* START Records for this exercise *

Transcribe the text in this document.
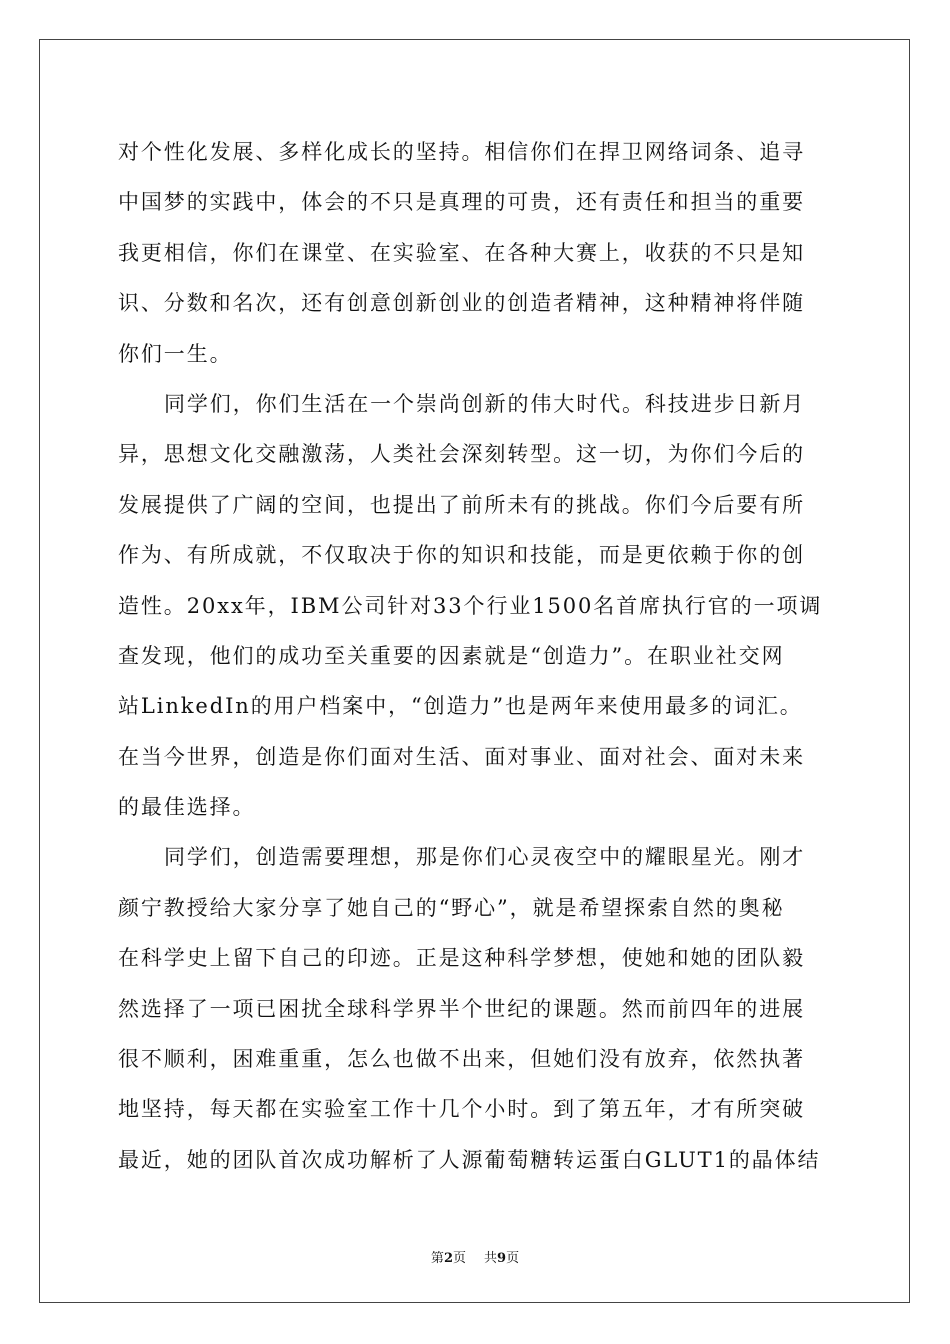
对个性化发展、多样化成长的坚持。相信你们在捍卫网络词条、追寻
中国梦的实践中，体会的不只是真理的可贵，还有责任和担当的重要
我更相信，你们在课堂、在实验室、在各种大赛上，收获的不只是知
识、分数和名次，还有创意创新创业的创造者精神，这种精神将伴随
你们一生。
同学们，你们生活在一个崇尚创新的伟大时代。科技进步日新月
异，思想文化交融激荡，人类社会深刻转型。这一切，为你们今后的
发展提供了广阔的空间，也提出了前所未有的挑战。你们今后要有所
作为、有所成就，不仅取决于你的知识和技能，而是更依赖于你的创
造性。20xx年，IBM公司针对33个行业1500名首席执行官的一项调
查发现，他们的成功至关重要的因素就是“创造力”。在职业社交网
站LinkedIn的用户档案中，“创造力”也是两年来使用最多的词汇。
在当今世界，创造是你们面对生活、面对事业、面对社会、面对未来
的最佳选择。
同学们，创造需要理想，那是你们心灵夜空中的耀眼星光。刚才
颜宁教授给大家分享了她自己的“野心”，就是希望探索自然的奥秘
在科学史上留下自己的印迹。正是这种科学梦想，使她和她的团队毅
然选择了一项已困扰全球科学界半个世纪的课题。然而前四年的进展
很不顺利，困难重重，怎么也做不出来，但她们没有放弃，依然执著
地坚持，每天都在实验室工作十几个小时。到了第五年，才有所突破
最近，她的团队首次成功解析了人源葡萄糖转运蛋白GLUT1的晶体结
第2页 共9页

* END Records for this exercise *
* START Records for this exercise *

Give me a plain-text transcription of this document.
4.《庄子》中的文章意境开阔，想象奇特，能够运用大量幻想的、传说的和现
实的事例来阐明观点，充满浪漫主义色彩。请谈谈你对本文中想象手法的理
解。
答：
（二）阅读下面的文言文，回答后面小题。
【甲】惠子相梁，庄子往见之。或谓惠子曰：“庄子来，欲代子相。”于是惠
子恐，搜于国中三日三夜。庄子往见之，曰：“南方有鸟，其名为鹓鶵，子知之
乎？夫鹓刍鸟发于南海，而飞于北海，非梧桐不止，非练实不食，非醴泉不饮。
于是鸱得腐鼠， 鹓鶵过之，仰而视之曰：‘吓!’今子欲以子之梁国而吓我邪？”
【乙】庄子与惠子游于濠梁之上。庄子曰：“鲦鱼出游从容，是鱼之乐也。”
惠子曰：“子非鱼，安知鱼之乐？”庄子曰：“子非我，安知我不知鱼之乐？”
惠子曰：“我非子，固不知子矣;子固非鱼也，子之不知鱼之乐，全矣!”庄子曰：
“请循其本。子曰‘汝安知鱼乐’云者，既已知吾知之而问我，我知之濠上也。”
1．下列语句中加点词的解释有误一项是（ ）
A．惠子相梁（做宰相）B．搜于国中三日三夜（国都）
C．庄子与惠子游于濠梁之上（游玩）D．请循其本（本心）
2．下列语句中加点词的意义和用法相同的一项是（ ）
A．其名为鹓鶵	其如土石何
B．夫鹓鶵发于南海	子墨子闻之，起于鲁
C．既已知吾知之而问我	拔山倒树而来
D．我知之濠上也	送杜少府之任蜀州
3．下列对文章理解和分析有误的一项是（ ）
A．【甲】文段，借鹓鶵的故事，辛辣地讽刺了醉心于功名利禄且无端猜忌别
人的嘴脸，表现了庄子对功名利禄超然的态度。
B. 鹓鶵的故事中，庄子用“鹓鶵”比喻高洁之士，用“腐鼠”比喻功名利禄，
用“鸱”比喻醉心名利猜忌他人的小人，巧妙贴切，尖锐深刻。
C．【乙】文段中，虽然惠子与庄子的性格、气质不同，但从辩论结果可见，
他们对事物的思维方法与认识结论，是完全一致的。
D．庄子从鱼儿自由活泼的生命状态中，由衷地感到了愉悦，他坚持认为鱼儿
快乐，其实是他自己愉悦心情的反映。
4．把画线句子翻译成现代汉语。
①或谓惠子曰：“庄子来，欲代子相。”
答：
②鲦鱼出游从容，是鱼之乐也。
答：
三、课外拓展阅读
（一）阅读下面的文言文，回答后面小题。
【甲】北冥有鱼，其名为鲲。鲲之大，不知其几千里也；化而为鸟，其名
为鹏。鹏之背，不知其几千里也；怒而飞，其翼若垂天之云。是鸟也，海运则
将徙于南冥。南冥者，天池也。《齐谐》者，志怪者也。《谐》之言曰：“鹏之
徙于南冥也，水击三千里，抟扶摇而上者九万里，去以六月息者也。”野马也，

* END Records for this exercise *
* START Records for this exercise *

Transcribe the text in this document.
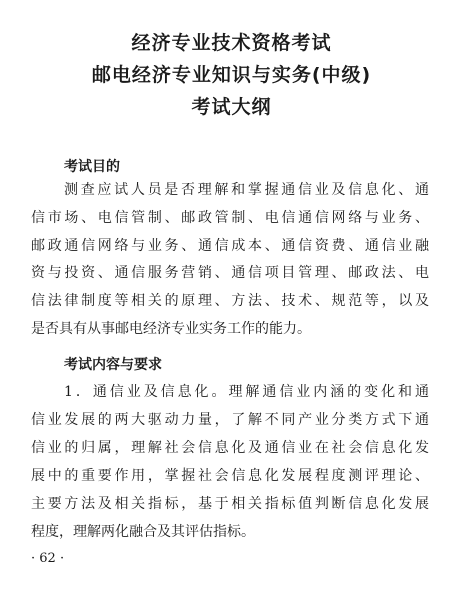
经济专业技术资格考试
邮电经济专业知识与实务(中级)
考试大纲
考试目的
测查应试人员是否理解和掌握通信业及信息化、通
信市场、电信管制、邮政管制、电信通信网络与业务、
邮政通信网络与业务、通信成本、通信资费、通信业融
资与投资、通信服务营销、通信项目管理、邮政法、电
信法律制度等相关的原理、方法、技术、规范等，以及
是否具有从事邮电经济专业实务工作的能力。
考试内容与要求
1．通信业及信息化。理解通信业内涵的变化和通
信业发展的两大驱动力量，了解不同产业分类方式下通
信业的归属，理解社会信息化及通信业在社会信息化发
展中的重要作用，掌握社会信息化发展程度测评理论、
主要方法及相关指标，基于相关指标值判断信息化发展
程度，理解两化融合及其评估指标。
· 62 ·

* END Records for this exercise *

Copy all lines above containing the string "其名为鹓鶵".

(Solution to this exercise)
子恐，搜于国中三日三夜。庄子往见之，曰：“南方有鸟，其名为鹓鶵，子知之
A．其名为鹓鶵	其如土石何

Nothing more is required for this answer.